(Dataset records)
□ □ □ □ □
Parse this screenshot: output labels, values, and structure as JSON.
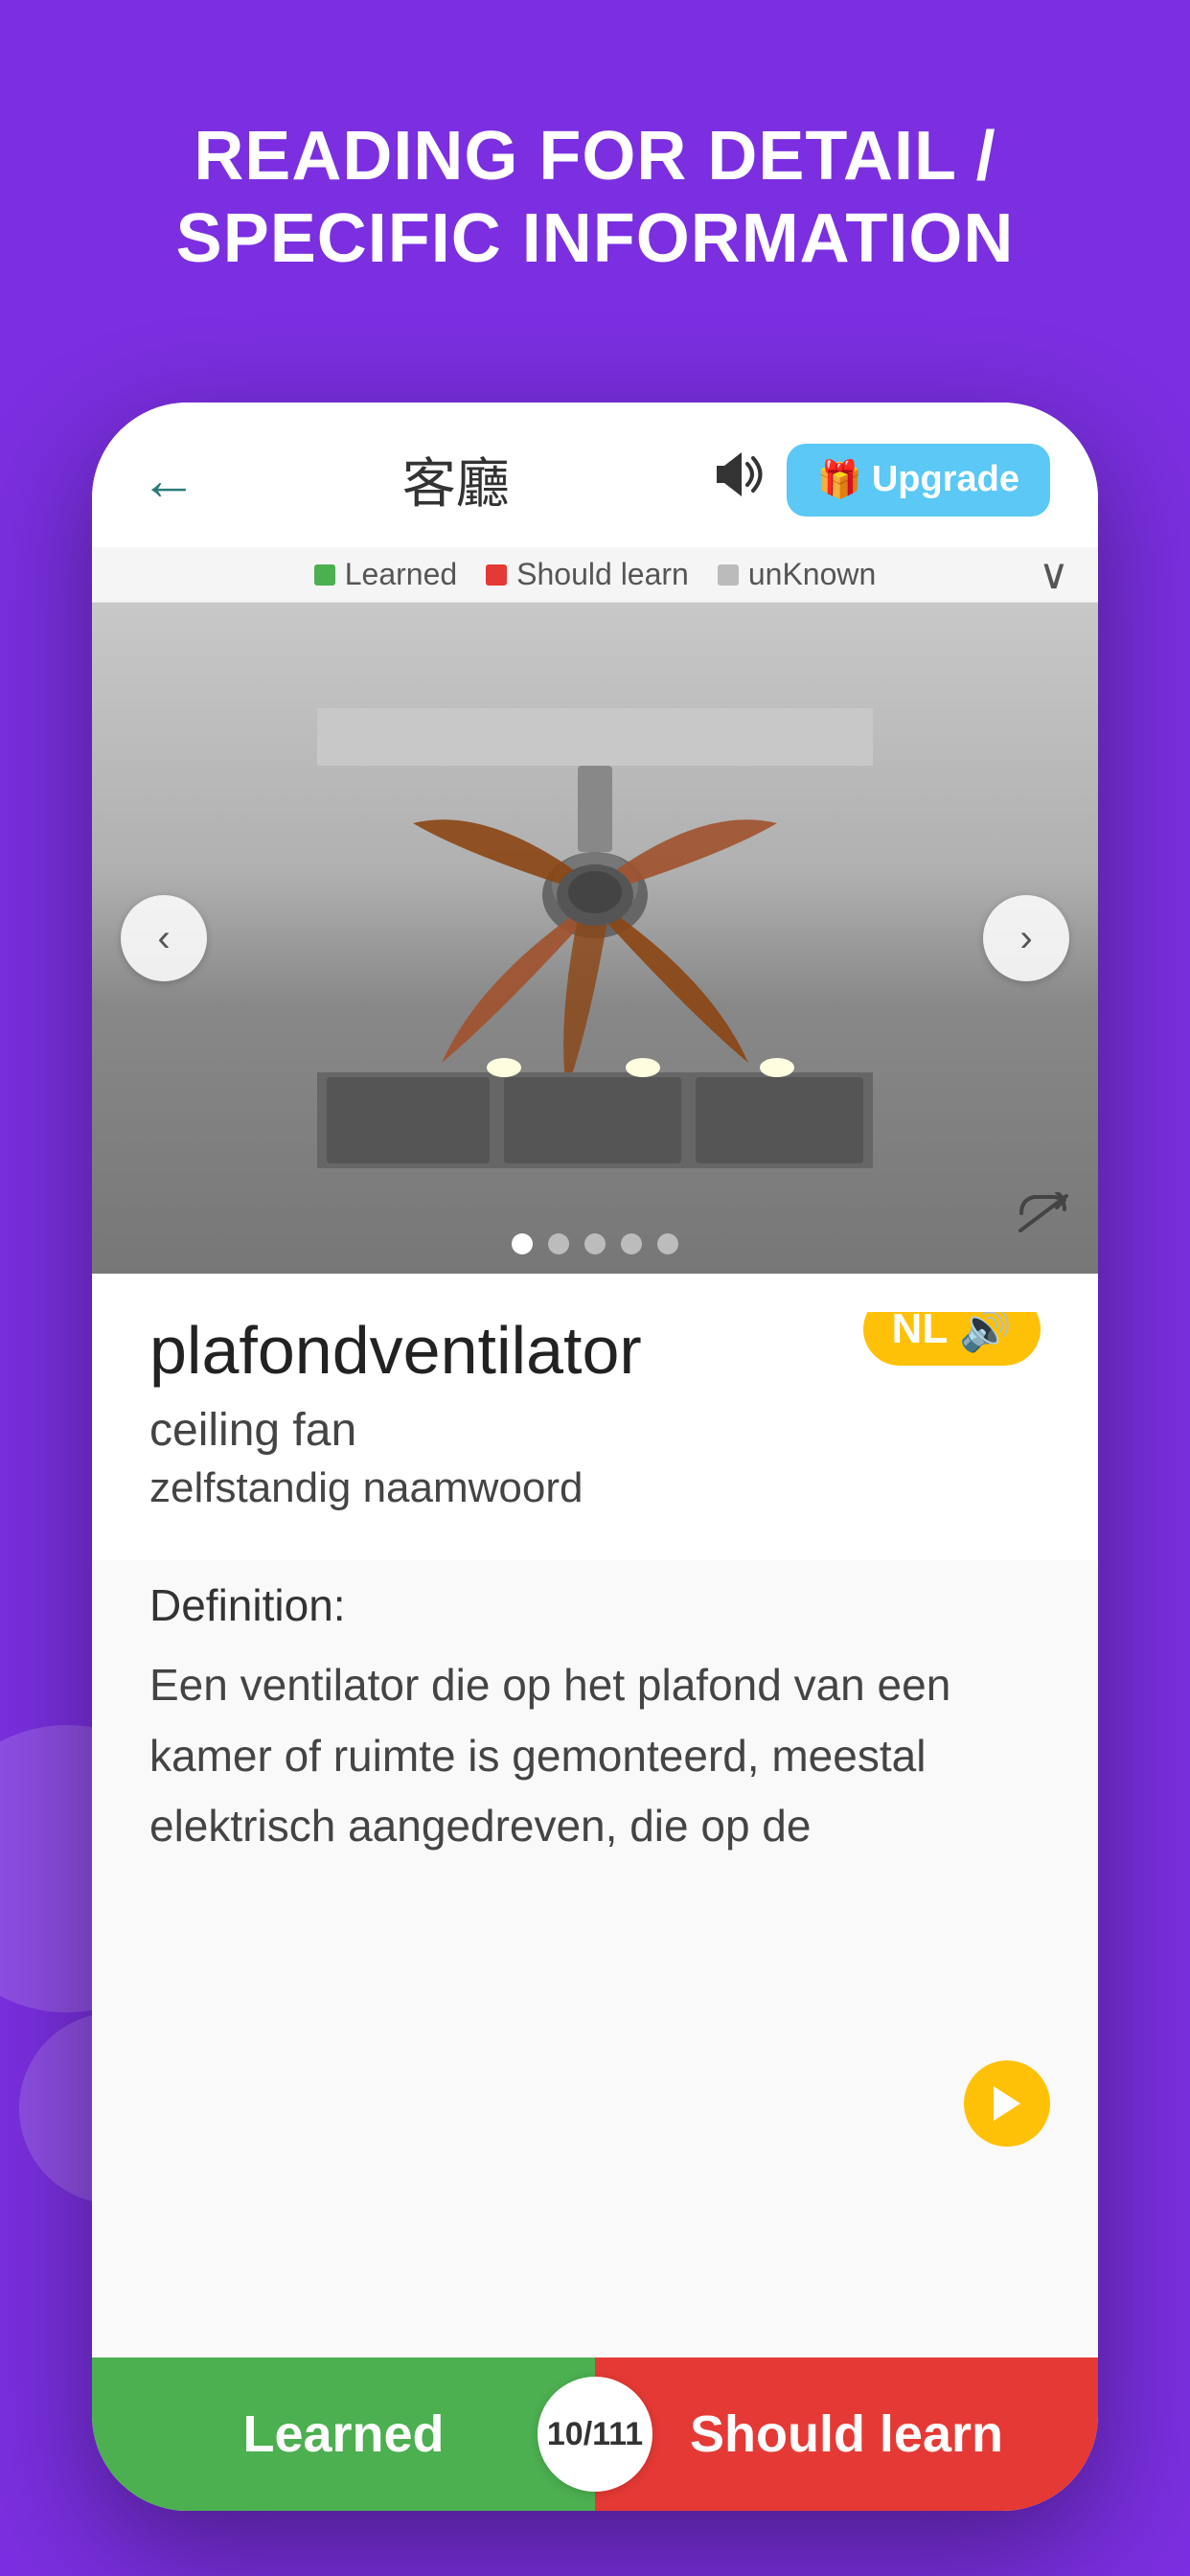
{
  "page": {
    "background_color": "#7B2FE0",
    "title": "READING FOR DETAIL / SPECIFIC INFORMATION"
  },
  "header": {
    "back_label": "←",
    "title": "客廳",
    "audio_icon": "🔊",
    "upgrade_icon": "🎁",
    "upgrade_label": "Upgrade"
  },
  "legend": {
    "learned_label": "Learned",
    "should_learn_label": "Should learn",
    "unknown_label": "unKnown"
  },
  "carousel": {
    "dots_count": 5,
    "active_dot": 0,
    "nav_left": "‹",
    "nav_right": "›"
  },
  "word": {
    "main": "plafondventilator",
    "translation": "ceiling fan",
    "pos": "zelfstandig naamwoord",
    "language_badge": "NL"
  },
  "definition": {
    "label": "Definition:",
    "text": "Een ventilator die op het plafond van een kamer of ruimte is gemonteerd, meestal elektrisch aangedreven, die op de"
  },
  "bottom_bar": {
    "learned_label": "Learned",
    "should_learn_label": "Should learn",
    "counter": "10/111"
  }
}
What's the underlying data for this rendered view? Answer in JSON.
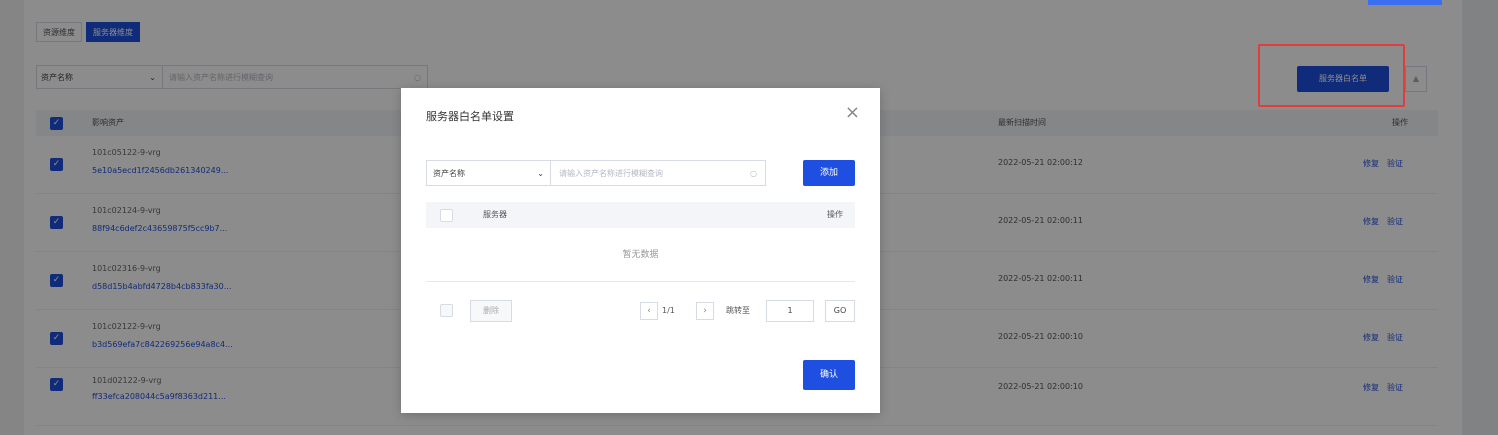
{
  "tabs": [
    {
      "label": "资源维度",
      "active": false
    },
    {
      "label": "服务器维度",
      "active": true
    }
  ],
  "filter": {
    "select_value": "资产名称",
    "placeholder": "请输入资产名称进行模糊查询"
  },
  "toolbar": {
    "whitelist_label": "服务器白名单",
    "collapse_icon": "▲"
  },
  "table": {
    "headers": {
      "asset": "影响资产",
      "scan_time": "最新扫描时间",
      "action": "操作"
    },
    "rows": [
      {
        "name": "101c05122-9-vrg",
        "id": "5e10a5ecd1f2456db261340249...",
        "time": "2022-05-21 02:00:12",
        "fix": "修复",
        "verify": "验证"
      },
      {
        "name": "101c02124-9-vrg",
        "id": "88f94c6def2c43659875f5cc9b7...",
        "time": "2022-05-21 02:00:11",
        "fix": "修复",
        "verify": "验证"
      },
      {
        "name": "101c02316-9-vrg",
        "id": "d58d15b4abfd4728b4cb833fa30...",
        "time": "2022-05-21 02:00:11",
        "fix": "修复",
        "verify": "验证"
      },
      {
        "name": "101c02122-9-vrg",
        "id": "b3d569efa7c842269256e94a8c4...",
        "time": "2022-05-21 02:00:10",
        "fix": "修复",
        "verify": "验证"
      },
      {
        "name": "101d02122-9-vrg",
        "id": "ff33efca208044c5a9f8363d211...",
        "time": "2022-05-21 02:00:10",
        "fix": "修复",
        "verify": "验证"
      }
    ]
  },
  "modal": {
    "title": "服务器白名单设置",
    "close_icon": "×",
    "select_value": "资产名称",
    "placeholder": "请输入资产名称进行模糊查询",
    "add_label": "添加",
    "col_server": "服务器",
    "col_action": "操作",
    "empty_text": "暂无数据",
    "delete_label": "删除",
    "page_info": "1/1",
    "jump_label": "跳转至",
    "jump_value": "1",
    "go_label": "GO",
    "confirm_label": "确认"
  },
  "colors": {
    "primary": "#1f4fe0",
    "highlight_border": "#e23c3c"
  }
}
□ □ □ □ □
Stated problem: Quote each entry above verbatim and drop the pictures.

Written answer:
Parse this screenshot: output labels, values, and structure as JSON.
{
  "page": {
    "background_color": "#7B2FE0",
    "title": "READING FOR DETAIL / SPECIFIC INFORMATION"
  },
  "header": {
    "back_label": "←",
    "title": "客廳",
    "audio_icon": "🔊",
    "upgrade_icon": "🎁",
    "upgrade_label": "Upgrade"
  },
  "legend": {
    "learned_label": "Learned",
    "should_learn_label": "Should learn",
    "unknown_label": "unKnown"
  },
  "carousel": {
    "dots_count": 5,
    "active_dot": 0,
    "nav_left": "‹",
    "nav_right": "›"
  },
  "word": {
    "main": "plafondventilator",
    "translation": "ceiling fan",
    "pos": "zelfstandig naamwoord",
    "language_badge": "NL"
  },
  "definition": {
    "label": "Definition:",
    "text": "Een ventilator die op het plafond van een kamer of ruimte is gemonteerd, meestal elektrisch aangedreven, die op de"
  },
  "bottom_bar": {
    "learned_label": "Learned",
    "should_learn_label": "Should learn",
    "counter": "10/111"
  }
}
What's the underlying data for this rendered view? Answer in JSON.
{
  "tabs": [
    {
      "label": "资源维度",
      "active": false
    },
    {
      "label": "服务器维度",
      "active": true
    }
  ],
  "filter": {
    "select_value": "资产名称",
    "placeholder": "请输入资产名称进行模糊查询"
  },
  "toolbar": {
    "whitelist_label": "服务器白名单",
    "collapse_icon": "▲"
  },
  "table": {
    "headers": {
      "asset": "影响资产",
      "scan_time": "最新扫描时间",
      "action": "操作"
    },
    "rows": [
      {
        "name": "101c05122-9-vrg",
        "id": "5e10a5ecd1f2456db261340249...",
        "time": "2022-05-21 02:00:12",
        "fix": "修复",
        "verify": "验证"
      },
      {
        "name": "101c02124-9-vrg",
        "id": "88f94c6def2c43659875f5cc9b7...",
        "time": "2022-05-21 02:00:11",
        "fix": "修复",
        "verify": "验证"
      },
      {
        "name": "101c02316-9-vrg",
        "id": "d58d15b4abfd4728b4cb833fa30...",
        "time": "2022-05-21 02:00:11",
        "fix": "修复",
        "verify": "验证"
      },
      {
        "name": "101c02122-9-vrg",
        "id": "b3d569efa7c842269256e94a8c4...",
        "time": "2022-05-21 02:00:10",
        "fix": "修复",
        "verify": "验证"
      },
      {
        "name": "101d02122-9-vrg",
        "id": "ff33efca208044c5a9f8363d211...",
        "time": "2022-05-21 02:00:10",
        "fix": "修复",
        "verify": "验证"
      }
    ]
  },
  "modal": {
    "title": "服务器白名单设置",
    "close_icon": "×",
    "select_value": "资产名称",
    "placeholder": "请输入资产名称进行模糊查询",
    "add_label": "添加",
    "col_server": "服务器",
    "col_action": "操作",
    "empty_text": "暂无数据",
    "delete_label": "删除",
    "page_info": "1/1",
    "jump_label": "跳转至",
    "jump_value": "1",
    "go_label": "GO",
    "confirm_label": "确认"
  },
  "colors": {
    "primary": "#1f4fe0",
    "highlight_border": "#e23c3c"
  }
}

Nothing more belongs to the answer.